**WHAT TO PRODUCE:** Where the string "cells" occurs in the material below, report the whole line.

-- Start of PROVIDED DATA --

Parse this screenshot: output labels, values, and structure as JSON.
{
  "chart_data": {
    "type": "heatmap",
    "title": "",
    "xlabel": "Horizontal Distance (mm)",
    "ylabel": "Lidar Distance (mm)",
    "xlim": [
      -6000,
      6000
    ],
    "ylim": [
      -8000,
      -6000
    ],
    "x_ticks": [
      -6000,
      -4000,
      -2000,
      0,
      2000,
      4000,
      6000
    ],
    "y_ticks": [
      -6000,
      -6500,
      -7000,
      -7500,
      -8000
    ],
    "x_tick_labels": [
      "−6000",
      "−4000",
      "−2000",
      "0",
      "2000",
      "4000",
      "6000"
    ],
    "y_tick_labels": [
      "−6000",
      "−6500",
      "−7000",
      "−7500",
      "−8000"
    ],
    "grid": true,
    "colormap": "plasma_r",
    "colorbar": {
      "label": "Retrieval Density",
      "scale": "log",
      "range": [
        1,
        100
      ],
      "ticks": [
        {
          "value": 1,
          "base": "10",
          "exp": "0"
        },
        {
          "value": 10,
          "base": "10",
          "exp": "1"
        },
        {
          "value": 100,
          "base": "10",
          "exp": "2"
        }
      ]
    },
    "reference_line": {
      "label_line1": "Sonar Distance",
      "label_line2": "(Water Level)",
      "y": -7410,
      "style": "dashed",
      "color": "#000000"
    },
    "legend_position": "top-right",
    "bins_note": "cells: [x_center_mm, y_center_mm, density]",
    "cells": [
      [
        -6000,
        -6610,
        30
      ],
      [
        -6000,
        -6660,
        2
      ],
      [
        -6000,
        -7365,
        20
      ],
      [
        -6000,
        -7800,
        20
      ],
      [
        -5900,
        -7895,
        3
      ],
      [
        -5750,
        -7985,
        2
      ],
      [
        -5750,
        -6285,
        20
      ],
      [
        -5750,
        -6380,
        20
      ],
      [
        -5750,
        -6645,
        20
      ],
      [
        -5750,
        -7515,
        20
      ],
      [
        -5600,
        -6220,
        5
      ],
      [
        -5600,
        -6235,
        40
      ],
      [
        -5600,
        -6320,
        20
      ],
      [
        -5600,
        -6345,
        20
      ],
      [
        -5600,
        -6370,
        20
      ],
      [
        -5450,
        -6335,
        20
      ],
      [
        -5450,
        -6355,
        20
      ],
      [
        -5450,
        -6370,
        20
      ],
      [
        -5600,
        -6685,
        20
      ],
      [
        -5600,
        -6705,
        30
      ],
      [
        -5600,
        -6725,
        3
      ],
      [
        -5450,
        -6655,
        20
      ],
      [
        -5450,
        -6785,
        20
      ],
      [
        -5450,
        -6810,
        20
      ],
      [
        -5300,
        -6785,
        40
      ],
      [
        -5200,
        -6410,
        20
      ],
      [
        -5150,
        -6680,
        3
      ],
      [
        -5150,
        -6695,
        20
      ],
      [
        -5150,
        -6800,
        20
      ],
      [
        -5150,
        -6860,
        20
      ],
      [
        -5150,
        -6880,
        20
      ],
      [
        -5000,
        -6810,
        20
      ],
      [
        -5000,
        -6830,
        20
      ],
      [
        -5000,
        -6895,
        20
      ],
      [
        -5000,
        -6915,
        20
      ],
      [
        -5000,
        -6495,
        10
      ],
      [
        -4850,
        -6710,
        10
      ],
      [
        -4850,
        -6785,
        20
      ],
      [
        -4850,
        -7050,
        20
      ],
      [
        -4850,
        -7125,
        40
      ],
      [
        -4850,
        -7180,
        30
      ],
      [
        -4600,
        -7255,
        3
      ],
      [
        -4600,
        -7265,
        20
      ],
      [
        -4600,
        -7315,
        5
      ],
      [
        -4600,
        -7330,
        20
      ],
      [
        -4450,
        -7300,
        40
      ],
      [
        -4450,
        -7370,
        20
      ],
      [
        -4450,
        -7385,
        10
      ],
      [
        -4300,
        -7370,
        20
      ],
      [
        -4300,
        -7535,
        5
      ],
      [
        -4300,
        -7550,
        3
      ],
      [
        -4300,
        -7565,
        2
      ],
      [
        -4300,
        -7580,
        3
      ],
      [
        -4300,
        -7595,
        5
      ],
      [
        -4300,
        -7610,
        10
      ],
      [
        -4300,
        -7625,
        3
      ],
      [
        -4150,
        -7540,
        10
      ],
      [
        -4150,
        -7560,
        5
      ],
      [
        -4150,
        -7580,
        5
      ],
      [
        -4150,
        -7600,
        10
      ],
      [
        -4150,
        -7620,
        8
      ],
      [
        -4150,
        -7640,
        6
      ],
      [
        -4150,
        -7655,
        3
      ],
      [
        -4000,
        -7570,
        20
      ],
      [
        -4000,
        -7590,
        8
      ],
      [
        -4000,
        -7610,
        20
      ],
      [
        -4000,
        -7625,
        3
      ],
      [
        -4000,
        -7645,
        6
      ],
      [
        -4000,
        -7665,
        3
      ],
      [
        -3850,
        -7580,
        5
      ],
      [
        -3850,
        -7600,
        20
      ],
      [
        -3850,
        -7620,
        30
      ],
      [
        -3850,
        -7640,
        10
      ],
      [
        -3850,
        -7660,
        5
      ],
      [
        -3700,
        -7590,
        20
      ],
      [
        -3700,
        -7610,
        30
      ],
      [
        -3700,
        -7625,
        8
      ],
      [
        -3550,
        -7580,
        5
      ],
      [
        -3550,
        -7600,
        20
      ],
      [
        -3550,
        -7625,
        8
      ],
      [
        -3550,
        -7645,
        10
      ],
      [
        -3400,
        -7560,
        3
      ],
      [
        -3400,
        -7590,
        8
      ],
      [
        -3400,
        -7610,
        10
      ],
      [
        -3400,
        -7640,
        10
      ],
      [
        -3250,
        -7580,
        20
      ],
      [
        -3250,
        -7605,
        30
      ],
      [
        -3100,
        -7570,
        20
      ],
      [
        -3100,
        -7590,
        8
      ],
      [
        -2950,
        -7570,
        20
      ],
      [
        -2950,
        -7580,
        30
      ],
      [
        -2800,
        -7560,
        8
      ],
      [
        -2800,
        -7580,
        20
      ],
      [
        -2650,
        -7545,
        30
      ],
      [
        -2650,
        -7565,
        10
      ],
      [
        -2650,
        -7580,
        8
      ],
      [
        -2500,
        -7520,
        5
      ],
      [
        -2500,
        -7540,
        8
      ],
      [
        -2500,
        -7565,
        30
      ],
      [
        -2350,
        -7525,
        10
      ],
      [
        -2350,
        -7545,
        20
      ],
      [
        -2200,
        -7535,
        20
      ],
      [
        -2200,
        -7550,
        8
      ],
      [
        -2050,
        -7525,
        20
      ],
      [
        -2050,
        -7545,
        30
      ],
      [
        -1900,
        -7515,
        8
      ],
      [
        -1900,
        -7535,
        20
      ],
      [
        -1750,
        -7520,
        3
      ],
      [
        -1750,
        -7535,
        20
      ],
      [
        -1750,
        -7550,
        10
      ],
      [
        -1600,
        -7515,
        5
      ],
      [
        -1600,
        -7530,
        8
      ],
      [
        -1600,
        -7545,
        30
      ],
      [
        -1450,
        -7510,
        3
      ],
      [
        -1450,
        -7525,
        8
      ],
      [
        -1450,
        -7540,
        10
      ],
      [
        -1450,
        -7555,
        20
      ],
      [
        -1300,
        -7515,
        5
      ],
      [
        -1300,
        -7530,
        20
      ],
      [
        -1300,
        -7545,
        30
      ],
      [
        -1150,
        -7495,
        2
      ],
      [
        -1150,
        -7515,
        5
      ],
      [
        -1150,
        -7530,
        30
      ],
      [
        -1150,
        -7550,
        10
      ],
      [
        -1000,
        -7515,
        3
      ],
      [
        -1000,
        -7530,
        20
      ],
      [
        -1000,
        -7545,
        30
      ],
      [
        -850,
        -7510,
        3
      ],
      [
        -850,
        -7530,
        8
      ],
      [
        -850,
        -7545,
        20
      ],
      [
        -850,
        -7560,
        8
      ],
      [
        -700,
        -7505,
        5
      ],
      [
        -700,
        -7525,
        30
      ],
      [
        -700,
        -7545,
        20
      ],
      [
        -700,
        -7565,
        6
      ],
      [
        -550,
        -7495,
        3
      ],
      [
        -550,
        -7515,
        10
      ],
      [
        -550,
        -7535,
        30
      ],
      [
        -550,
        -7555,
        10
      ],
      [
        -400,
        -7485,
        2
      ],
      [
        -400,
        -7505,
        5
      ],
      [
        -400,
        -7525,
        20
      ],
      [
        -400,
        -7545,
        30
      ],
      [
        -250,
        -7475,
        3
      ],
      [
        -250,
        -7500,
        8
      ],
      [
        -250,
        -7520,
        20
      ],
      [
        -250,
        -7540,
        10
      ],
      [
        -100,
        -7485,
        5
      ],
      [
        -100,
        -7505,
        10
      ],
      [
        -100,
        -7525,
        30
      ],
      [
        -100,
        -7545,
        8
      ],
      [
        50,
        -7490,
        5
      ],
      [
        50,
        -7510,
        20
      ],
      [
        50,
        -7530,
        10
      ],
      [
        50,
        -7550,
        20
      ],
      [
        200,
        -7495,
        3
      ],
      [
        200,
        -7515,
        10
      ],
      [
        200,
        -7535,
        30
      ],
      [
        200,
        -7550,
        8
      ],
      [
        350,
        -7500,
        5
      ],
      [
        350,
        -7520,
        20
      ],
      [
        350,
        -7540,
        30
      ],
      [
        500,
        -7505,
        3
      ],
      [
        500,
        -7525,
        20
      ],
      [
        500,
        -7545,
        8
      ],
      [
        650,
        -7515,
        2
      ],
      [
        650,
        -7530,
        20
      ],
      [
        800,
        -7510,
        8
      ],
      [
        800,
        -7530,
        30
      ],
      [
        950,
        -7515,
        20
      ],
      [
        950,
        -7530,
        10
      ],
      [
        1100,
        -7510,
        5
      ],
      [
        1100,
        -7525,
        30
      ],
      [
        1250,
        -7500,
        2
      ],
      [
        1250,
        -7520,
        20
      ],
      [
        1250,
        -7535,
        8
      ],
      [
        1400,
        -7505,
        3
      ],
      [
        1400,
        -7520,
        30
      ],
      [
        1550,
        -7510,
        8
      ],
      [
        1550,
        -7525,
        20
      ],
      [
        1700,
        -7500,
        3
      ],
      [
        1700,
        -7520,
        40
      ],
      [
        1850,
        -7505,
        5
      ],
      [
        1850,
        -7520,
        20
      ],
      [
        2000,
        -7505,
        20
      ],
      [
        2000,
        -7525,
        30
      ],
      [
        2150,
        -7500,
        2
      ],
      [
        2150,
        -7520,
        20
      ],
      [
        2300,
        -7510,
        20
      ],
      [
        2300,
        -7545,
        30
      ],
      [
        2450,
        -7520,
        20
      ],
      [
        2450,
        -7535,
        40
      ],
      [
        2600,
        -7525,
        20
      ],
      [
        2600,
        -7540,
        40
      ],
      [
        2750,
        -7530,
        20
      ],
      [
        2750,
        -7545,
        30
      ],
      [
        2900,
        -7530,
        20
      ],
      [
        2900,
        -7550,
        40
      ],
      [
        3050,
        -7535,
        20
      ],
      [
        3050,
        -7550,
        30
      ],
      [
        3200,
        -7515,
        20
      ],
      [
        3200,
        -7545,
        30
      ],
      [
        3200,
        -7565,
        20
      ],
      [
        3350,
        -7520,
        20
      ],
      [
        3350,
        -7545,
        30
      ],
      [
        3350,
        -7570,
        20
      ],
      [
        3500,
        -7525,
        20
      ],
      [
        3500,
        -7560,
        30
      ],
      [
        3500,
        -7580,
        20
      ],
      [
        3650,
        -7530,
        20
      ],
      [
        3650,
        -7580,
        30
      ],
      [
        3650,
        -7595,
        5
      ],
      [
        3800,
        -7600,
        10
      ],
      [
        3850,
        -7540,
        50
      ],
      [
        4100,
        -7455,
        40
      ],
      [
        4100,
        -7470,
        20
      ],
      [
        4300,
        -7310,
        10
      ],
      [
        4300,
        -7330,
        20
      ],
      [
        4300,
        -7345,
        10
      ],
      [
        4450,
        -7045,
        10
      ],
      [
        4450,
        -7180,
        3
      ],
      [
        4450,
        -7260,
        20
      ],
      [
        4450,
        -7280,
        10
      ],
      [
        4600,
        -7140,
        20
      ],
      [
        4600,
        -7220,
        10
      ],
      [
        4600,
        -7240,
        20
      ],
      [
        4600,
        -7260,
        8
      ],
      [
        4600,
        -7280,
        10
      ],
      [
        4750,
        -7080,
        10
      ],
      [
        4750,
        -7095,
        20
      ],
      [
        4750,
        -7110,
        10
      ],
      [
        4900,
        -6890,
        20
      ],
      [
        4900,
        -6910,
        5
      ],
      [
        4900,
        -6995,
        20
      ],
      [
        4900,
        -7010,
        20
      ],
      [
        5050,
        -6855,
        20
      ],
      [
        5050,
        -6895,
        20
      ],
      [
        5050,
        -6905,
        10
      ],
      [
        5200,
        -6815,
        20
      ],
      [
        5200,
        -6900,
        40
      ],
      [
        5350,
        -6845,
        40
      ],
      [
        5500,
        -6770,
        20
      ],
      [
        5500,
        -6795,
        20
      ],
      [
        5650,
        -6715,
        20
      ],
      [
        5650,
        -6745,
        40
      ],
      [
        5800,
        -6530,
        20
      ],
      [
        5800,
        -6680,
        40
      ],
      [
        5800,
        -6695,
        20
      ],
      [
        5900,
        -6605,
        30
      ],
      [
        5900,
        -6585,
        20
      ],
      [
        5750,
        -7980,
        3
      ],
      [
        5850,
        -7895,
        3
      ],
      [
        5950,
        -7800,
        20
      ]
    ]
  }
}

-- End of PROVIDED DATA --

**EXERCISE RESPONSE:**
    "bins_note": "cells: [x_center_mm, y_center_mm, density]",
    "cells": [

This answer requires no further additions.